最近のE Inkデバイスでは、フロントライトを搭載し、薄暗い場所でも使うことができるのがトレンドとなっている。しかし本製品は、これだけの筐体サイズでありながら、バックライトはもちろんフロントライトも搭載しないので、ディスプレイが影になってしまう場所に設置すると、視認性が大幅に低下してしまう。
そうなると画面を顔を近づけ、覗き込むような姿勢で作業せざるを得ず、目に優しい特徴が意味をなさなくなる。そのため本製品の設置にあたっては、壁を背にして、天井の照明がきちんと正面上から画面に当たるように置くことが重要だ。これがどうしても難しいようであれば、ディスプレイの上に取り付ける市販のLEDライトの追加も検討したい。
もう1つは価格だろう。A4サイズのE Inkタブレットが数万円はすることを考えると、幅56×高さ31.5cm、3,200×1,800ドットという特注のE Inkパネルを使った本製品が20万円台(Indiegogoでの一般販売価格は2,000ドル)というのは、むしろ安価な気もするが、個人で手を出すには勇気がいる価格であることに変わりはない。当初は文教向けが主なターゲットになるのはやむを得ないだろう。
とはいえ今から四半世紀前、コンシューマ向けの液晶ディスプレイが登場し始めた頃は、20型クラスが10万円を切ることすら難しかったことを考えると、今後出荷ボリュームが増えることにより、価格が下がってくることは十分に期待できる。ここまで見てきたように実用性は十分なので、まずは一般販売の開始を待ちたいところだ。

# [記載一覧]
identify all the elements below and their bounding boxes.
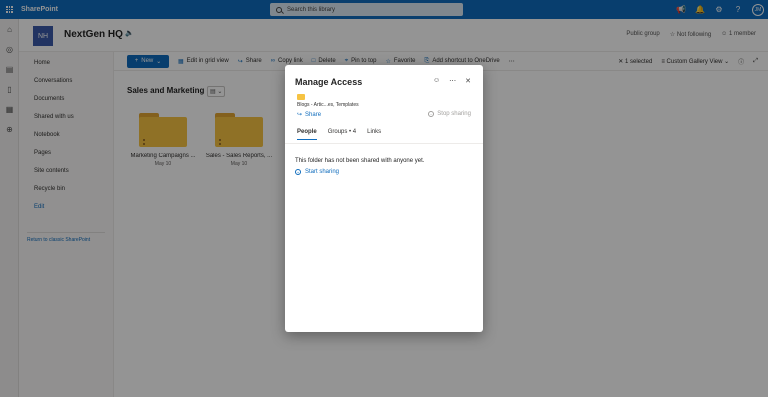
people-settings-icon[interactable]: ☺ — [433, 77, 440, 85]
panel-title: Manage Access — [295, 77, 363, 87]
item-path: Blogs - Artic...es, Templates — [297, 102, 359, 108]
more-icon[interactable]: ⋯ — [449, 77, 456, 85]
tab-groups[interactable]: Groups • 4 — [328, 129, 356, 140]
tab-links[interactable]: Links — [367, 129, 381, 140]
tab-people[interactable]: People — [297, 129, 317, 140]
close-icon[interactable]: ✕ — [465, 77, 471, 85]
panel-share-button[interactable]: ↪ Share — [297, 111, 321, 119]
manage-access-panel: Manage Access ☺ ⋯ ✕ Blogs - Artic...es, … — [285, 65, 483, 332]
share-icon: ↪ — [297, 112, 303, 118]
folder-icon — [297, 94, 305, 100]
empty-share-message: This folder has not been shared with any… — [295, 158, 425, 164]
add-icon: + — [295, 169, 301, 175]
start-sharing-button[interactable]: + Start sharing — [295, 169, 339, 175]
stop-sharing-button[interactable]: − Stop sharing — [428, 111, 471, 117]
stop-icon: − — [428, 111, 435, 117]
panel-divider — [285, 143, 483, 144]
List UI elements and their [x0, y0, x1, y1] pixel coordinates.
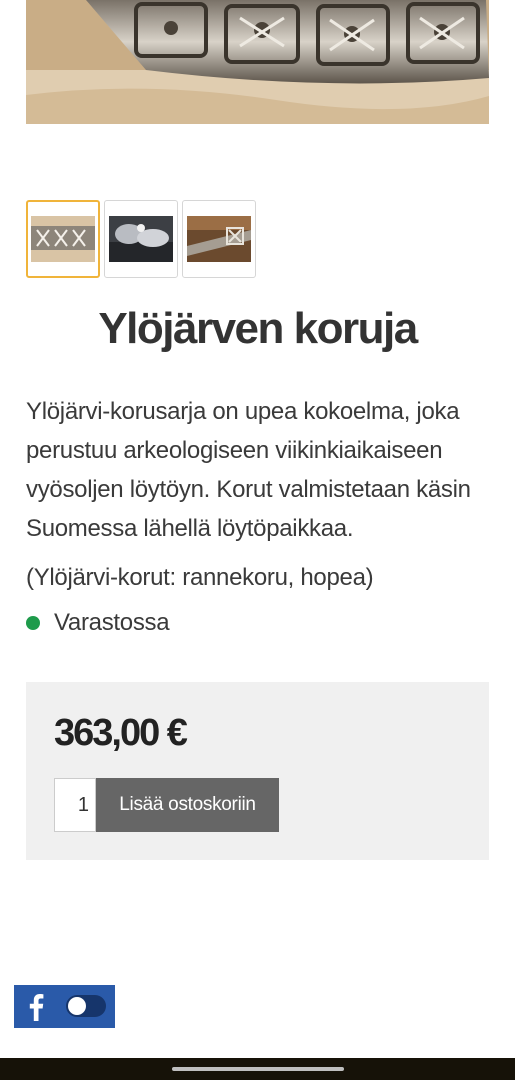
- toggle-knob: [68, 997, 86, 1015]
- thumbnail-1[interactable]: [26, 200, 100, 278]
- thumbnail-2[interactable]: [104, 200, 178, 278]
- purchase-box: 363,00 € Lisää ostoskoriin: [26, 682, 489, 860]
- add-to-cart-button[interactable]: Lisää ostoskoriin: [96, 778, 279, 832]
- home-gesture-handle[interactable]: [172, 1067, 344, 1071]
- facebook-widget[interactable]: [14, 985, 115, 1028]
- bracelet-on-rock-thumbnail-icon: [109, 216, 173, 262]
- bracelet-thumbnail-icon: [31, 216, 95, 262]
- stock-status: Varastossa: [26, 606, 170, 640]
- thumbnail-3[interactable]: [182, 200, 256, 278]
- quantity-input[interactable]: [54, 778, 96, 832]
- stock-status-label: Varastossa: [54, 609, 170, 636]
- bracelet-detail-thumbnail-icon: [187, 216, 251, 262]
- product-hero-image[interactable]: [26, 0, 489, 124]
- product-meta: (Ylöjärvi-korut: rannekoru, hopea): [26, 564, 374, 591]
- product-price: 363,00 €: [54, 712, 188, 754]
- product-thumbnails: [26, 200, 256, 280]
- facebook-toggle[interactable]: [66, 995, 106, 1017]
- stock-status-dot-icon: [26, 616, 40, 630]
- system-navigation-bar: [0, 1058, 515, 1080]
- product-title: Ylöjärven koruja: [98, 304, 418, 353]
- product-description: Ylöjärvi-korusarja on upea kokoelma, jok…: [26, 398, 471, 542]
- bracelet-photo: [26, 0, 489, 124]
- facebook-icon[interactable]: [14, 985, 58, 1028]
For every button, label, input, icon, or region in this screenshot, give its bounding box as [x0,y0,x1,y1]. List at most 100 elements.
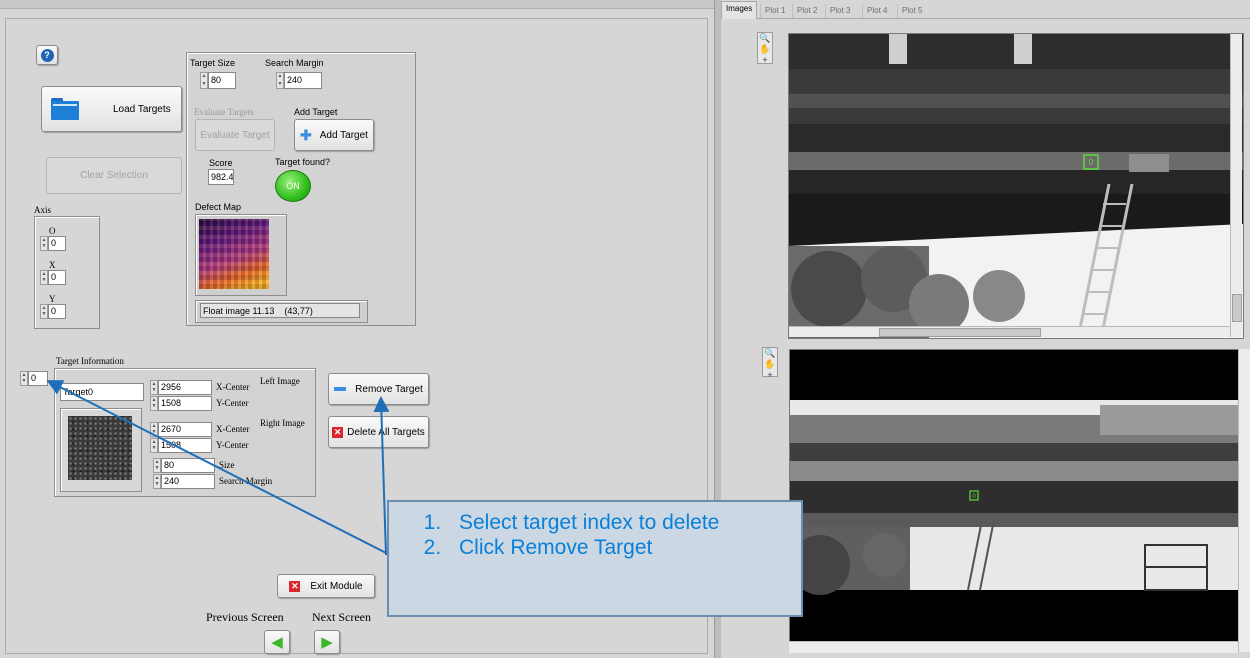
top-image-scene: 0 [789,34,1243,338]
left-x-center-label: X-Center [216,382,250,392]
axis-o-field[interactable]: ▲ ▼ 0 [40,236,66,251]
spinner[interactable]: ▲ ▼ [40,304,48,319]
exit-module-label: Exit Module [310,580,363,592]
callout-step-1: Select target index to delete [447,510,801,535]
tab-plot-5[interactable]: Plot 5 [897,4,926,18]
minus-icon [334,387,347,391]
defect-map-label: Defect Map [195,202,242,212]
axis-y-field[interactable]: ▲ ▼ 0 [40,304,66,319]
arrow-right-icon: ▶ [321,634,333,651]
next-screen-label: Next Screen [312,610,371,624]
target-size-field[interactable]: ▲ ▼ 80 [200,72,236,89]
folder-icon [51,98,79,120]
scroll-thumb[interactable] [879,328,1041,337]
tab-plot-2[interactable]: Plot 2 [792,4,821,18]
help-button[interactable]: ? [36,45,58,65]
right-y-center-field[interactable]: ▲ ▼ 1508 [150,438,212,453]
spinner[interactable]: ▲ ▼ [40,270,48,285]
defect-map-image [199,219,269,289]
callout-step-2: Click Remove Target [447,535,801,560]
left-image-label: Left Image [260,376,300,386]
zoom-icon[interactable]: 🔍 [759,33,770,44]
tab-plot-1[interactable]: Plot 1 [760,4,789,18]
pan-icon[interactable]: ✋ [759,44,770,55]
crosshair-icon[interactable]: + [767,370,772,381]
right-x-center-field[interactable]: ▲ ▼ 2670 [150,422,212,437]
search-margin-field[interactable]: ▲ ▼ 240 [276,72,322,89]
load-targets-button[interactable]: Load Targets [41,86,182,132]
right-image-label: Right Image [260,418,305,428]
target-info-title: Target Information [56,356,124,366]
plus-icon: ✚ [300,126,312,143]
right-y-center-label: Y-Center [216,440,249,450]
left-x-center-field[interactable]: ▲ ▼ 2956 [150,380,212,395]
add-target-label: Add Target [294,107,338,117]
float-image-status: Float image 11.13 (43,77) [200,303,360,318]
right-x-center-label: X-Center [216,424,250,434]
search-margin-label: Search Margin [265,58,324,68]
spinner[interactable]: ▲ ▼ [200,72,208,89]
exit-module-button[interactable]: ✕ Exit Module [277,574,375,598]
bottom-image-toolbar: 🔍 ✋ + [762,347,778,380]
target-name-field[interactable]: Target0 [60,383,144,401]
delete-all-targets-label: Delete All Targets [347,426,425,438]
zoom-icon[interactable]: 🔍 [764,348,775,359]
spinner[interactable]: ▲ ▼ [150,438,158,453]
tab-plot-4[interactable]: Plot 4 [862,4,891,18]
spinner[interactable]: ▲ ▼ [150,422,158,437]
previous-screen-button[interactable]: ◀ [264,630,290,654]
left-y-center-label: Y-Center [216,398,249,408]
exit-icon: ✕ [289,580,301,592]
axis-x-label: X [49,260,56,270]
target-index-field[interactable]: ▲ ▼ 0 [20,371,48,386]
remove-target-button[interactable]: Remove Target [328,373,429,405]
evaluate-targets-label: Evaluate Targets [194,107,254,117]
bottom-camera-image[interactable]: 0 [789,349,1240,643]
top-image-hscroll[interactable] [789,326,1230,337]
search-margin-info-field[interactable]: ▲ ▼ 240 [153,474,215,489]
help-icon: ? [40,48,54,62]
axis-o-label: O [49,226,56,236]
target-found-led: ON [275,170,311,202]
add-target-button-label: Add Target [319,129,368,141]
crosshair-icon[interactable]: + [762,55,767,66]
spinner[interactable]: ▲ ▼ [150,380,158,395]
target-marker-label: 0 [1089,158,1094,167]
tab-plot-3[interactable]: Plot 3 [825,4,854,18]
evaluate-target-button[interactable]: Evaluate Target [195,119,275,151]
remove-target-label: Remove Target [355,383,423,395]
top-image-vscroll[interactable] [1230,34,1242,337]
search-margin-info-label: Search Margin [219,476,273,486]
load-targets-label: Load Targets [113,103,171,115]
axis-y-label: Y [49,294,56,304]
pan-icon[interactable]: ✋ [764,359,775,370]
instruction-callout: Select target index to delete Click Remo… [387,500,803,617]
bottom-image-hscroll[interactable] [789,641,1238,653]
spinner[interactable]: ▲ ▼ [153,474,161,489]
top-camera-image[interactable]: 0 [788,33,1244,339]
spinner[interactable]: ▲ ▼ [153,458,161,473]
score-label: Score [209,158,233,168]
top-strip [0,0,714,9]
score-value: 982.43 [208,169,234,185]
bottom-image-vscroll[interactable] [1238,349,1250,652]
spinner[interactable]: ▲ ▼ [276,72,284,89]
delete-all-targets-button[interactable]: ✕ Delete All Targets [328,416,429,448]
left-y-center-field[interactable]: ▲ ▼ 1508 [150,396,212,411]
scroll-thumb[interactable] [1232,294,1242,322]
spinner[interactable]: ▲ ▼ [40,236,48,251]
size-field[interactable]: ▲ ▼ 80 [153,458,215,473]
delete-icon: ✕ [332,426,344,438]
spinner[interactable]: ▲ ▼ [20,371,28,386]
axis-title: Axis [34,205,52,215]
tab-images[interactable]: Images [721,1,758,19]
tab-bar: Images Plot 1 Plot 2 Plot 3 Plot 4 Plot … [721,0,1250,19]
clear-selection-button[interactable]: Clear Selection [46,157,182,194]
next-screen-button[interactable]: ▶ [314,630,340,654]
size-label: Size [219,460,235,470]
spinner[interactable]: ▲ ▼ [150,396,158,411]
target-found-label: Target found? [275,157,331,167]
target-size-label: Target Size [190,58,236,68]
axis-x-field[interactable]: ▲ ▼ 0 [40,270,66,285]
add-target-button[interactable]: ✚ Add Target [294,119,374,151]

# [課題内容]
E Inkディスプレイの文書抜粋に書かれている、本製品のIndiegogoでの一般販売価格を答えてください。

# [解答]
2,000ドル